*Problem statement*: Restate the material word for word and leave out anything that is a picture.

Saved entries

------------------------------------------------------------

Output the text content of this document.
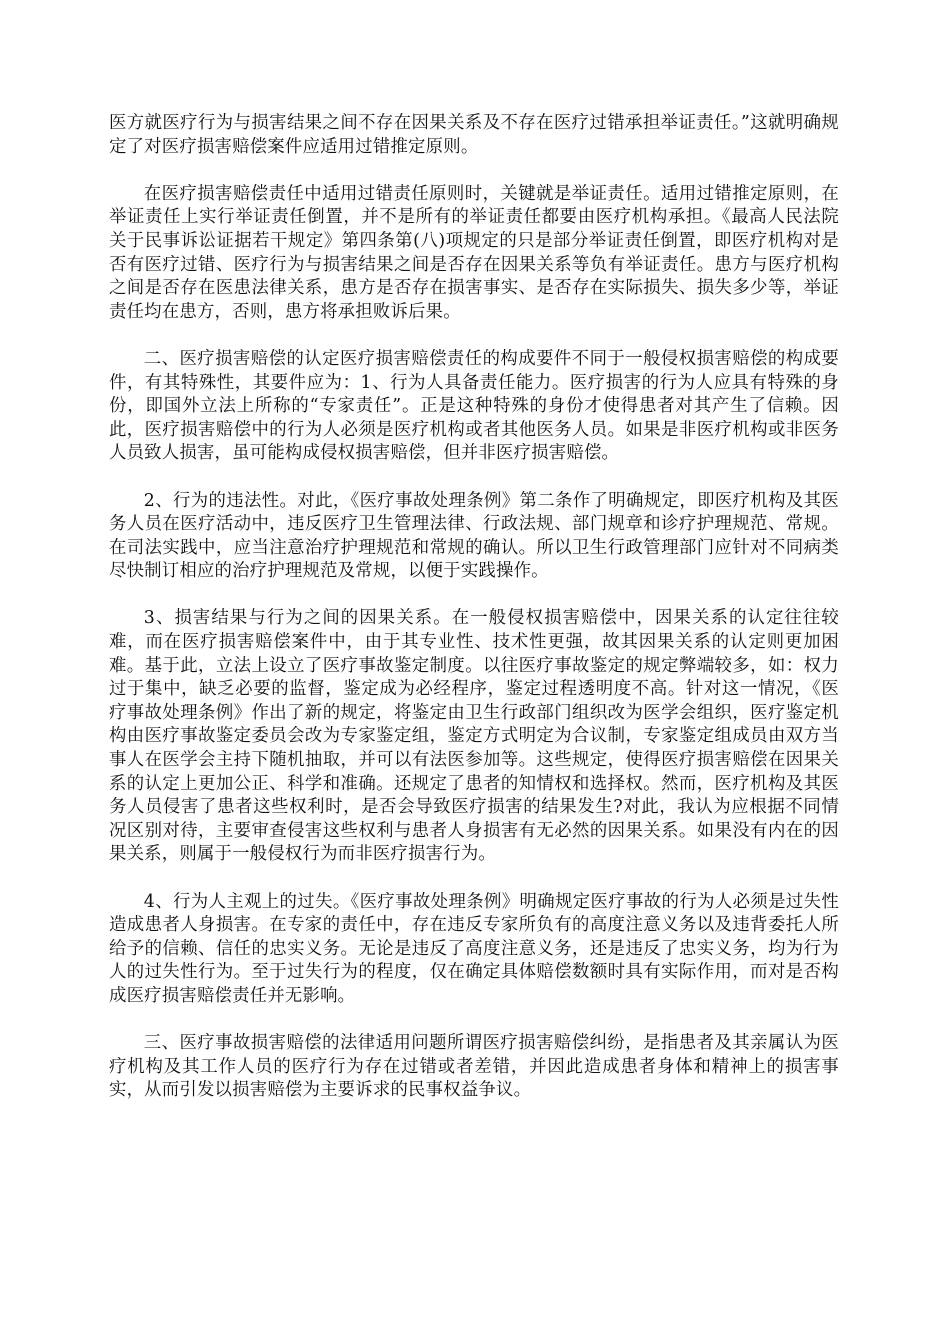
医方就医疗行为与损害结果之间不存在因果关系及不存在医疗过错承担举证责任。”这就明确规定了对医疗损害赔偿案件应适用过错推定原则。

在医疗损害赔偿责任中适用过错责任原则时，关键就是举证责任。适用过错推定原则，在举证责任上实行举证责任倒置，并不是所有的举证责任都要由医疗机构承担。《最高人民法院关于民事诉讼证据若干规定》第四条第(八)项规定的只是部分举证责任倒置，即医疗机构对是否有医疗过错、医疗行为与损害结果之间是否存在因果关系等负有举证责任。患方与医疗机构之间是否存在医患法律关系，患方是否存在损害事实、是否存在实际损失、损失多少等，举证责任均在患方，否则，患方将承担败诉后果。

二、医疗损害赔偿的认定医疗损害赔偿责任的构成要件不同于一般侵权损害赔偿的构成要件，有其特殊性，其要件应为：1、行为人具备责任能力。医疗损害的行为人应具有特殊的身份，即国外立法上所称的“专家责任”。正是这种特殊的身份才使得患者对其产生了信赖。因此，医疗损害赔偿中的行为人必须是医疗机构或者其他医务人员。如果是非医疗机构或非医务人员致人损害，虽可能构成侵权损害赔偿，但并非医疗损害赔偿。

2、行为的违法性。对此，《医疗事故处理条例》第二条作了明确规定，即医疗机构及其医务人员在医疗活动中，违反医疗卫生管理法律、行政法规、部门规章和诊疗护理规范、常规。在司法实践中，应当注意治疗护理规范和常规的确认。所以卫生行政管理部门应针对不同病类尽快制订相应的治疗护理规范及常规，以便于实践操作。

3、损害结果与行为之间的因果关系。在一般侵权损害赔偿中，因果关系的认定往往较难，而在医疗损害赔偿案件中，由于其专业性、技术性更强，故其因果关系的认定则更加困难。基于此，立法上设立了医疗事故鉴定制度。以往医疗事故鉴定的规定弊端较多，如：权力过于集中，缺乏必要的监督，鉴定成为必经程序，鉴定过程透明度不高。针对这一情况，《医疗事故处理条例》作出了新的规定，将鉴定由卫生行政部门组织改为医学会组织，医疗鉴定机构由医疗事故鉴定委员会改为专家鉴定组，鉴定方式明定为合议制，专家鉴定组成员由双方当事人在医学会主持下随机抽取，并可以有法医参加等。这些规定，使得医疗损害赔偿在因果关系的认定上更加公正、科学和准确。还规定了患者的知情权和选择权。然而，医疗机构及其医务人员侵害了患者这些权利时，是否会导致医疗损害的结果发生?对此，我认为应根据不同情况区别对待，主要审查侵害这些权利与患者人身损害有无必然的因果关系。如果没有内在的因果关系，则属于一般侵权行为而非医疗损害行为。

4、行为人主观上的过失。《医疗事故处理条例》明确规定医疗事故的行为人必须是过失性造成患者人身损害。在专家的责任中，存在违反专家所负有的高度注意义务以及违背委托人所给予的信赖、信任的忠实义务。无论是违反了高度注意义务，还是违反了忠实义务，均为行为人的过失性行为。至于过失行为的程度，仅在确定具体赔偿数额时具有实际作用，而对是否构成医疗损害赔偿责任并无影响。

三、医疗事故损害赔偿的法律适用问题所谓医疗损害赔偿纠纷，是指患者及其亲属认为医疗机构及其工作人员的医疗行为存在过错或者差错，并因此造成患者身体和精神上的损害事实，从而引发以损害赔偿为主要诉求的民事权益争议。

------------------------------------------------------------

*Reply*:
Output the text content of this document.
医方就医疗行为与损害结果之间不存在因果关系及不存在医疗过错承担举证责任。”这就明确规定了对医疗损害赔偿案件应适用过错推定原则。

在医疗损害赔偿责任中适用过错责任原则时，关键就是举证责任。适用过错推定原则，在举证责任上实行举证责任倒置，并不是所有的举证责任都要由医疗机构承担。《最高人民法院关于民事诉讼证据若干规定》第四条第(八)项规定的只是部分举证责任倒置，即医疗机构对是否有医疗过错、医疗行为与损害结果之间是否存在因果关系等负有举证责任。患方与医疗机构之间是否存在医患法律关系，患方是否存在损害事实、是否存在实际损失、损失多少等，举证责任均在患方，否则，患方将承担败诉后果。

二、医疗损害赔偿的认定医疗损害赔偿责任的构成要件不同于一般侵权损害赔偿的构成要件，有其特殊性，其要件应为：1、行为人具备责任能力。医疗损害的行为人应具有特殊的身份，即国外立法上所称的“专家责任”。正是这种特殊的身份才使得患者对其产生了信赖。因此，医疗损害赔偿中的行为人必须是医疗机构或者其他医务人员。如果是非医疗机构或非医务人员致人损害，虽可能构成侵权损害赔偿，但并非医疗损害赔偿。

2、行为的违法性。对此，《医疗事故处理条例》第二条作了明确规定，即医疗机构及其医务人员在医疗活动中，违反医疗卫生管理法律、行政法规、部门规章和诊疗护理规范、常规。在司法实践中，应当注意治疗护理规范和常规的确认。所以卫生行政管理部门应针对不同病类尽快制订相应的治疗护理规范及常规，以便于实践操作。

3、损害结果与行为之间的因果关系。在一般侵权损害赔偿中，因果关系的认定往往较难，而在医疗损害赔偿案件中，由于其专业性、技术性更强，故其因果关系的认定则更加困难。基于此，立法上设立了医疗事故鉴定制度。以往医疗事故鉴定的规定弊端较多，如：权力过于集中，缺乏必要的监督，鉴定成为必经程序，鉴定过程透明度不高。针对这一情况，《医疗事故处理条例》作出了新的规定，将鉴定由卫生行政部门组织改为医学会组织，医疗鉴定机构由医疗事故鉴定委员会改为专家鉴定组，鉴定方式明定为合议制，专家鉴定组成员由双方当事人在医学会主持下随机抽取，并可以有法医参加等。这些规定，使得医疗损害赔偿在因果关系的认定上更加公正、科学和准确。还规定了患者的知情权和选择权。然而，医疗机构及其医务人员侵害了患者这些权利时，是否会导致医疗损害的结果发生?对此，我认为应根据不同情况区别对待，主要审查侵害这些权利与患者人身损害有无必然的因果关系。如果没有内在的因果关系，则属于一般侵权行为而非医疗损害行为。

4、行为人主观上的过失。《医疗事故处理条例》明确规定医疗事故的行为人必须是过失性造成患者人身损害。在专家的责任中，存在违反专家所负有的高度注意义务以及违背委托人所给予的信赖、信任的忠实义务。无论是违反了高度注意义务，还是违反了忠实义务，均为行为人的过失性行为。至于过失行为的程度，仅在确定具体赔偿数额时具有实际作用，而对是否构成医疗损害赔偿责任并无影响。

三、医疗事故损害赔偿的法律适用问题所谓医疗损害赔偿纠纷，是指患者及其亲属认为医疗机构及其工作人员的医疗行为存在过错或者差错，并因此造成患者身体和精神上的损害事实，从而引发以损害赔偿为主要诉求的民事权益争议。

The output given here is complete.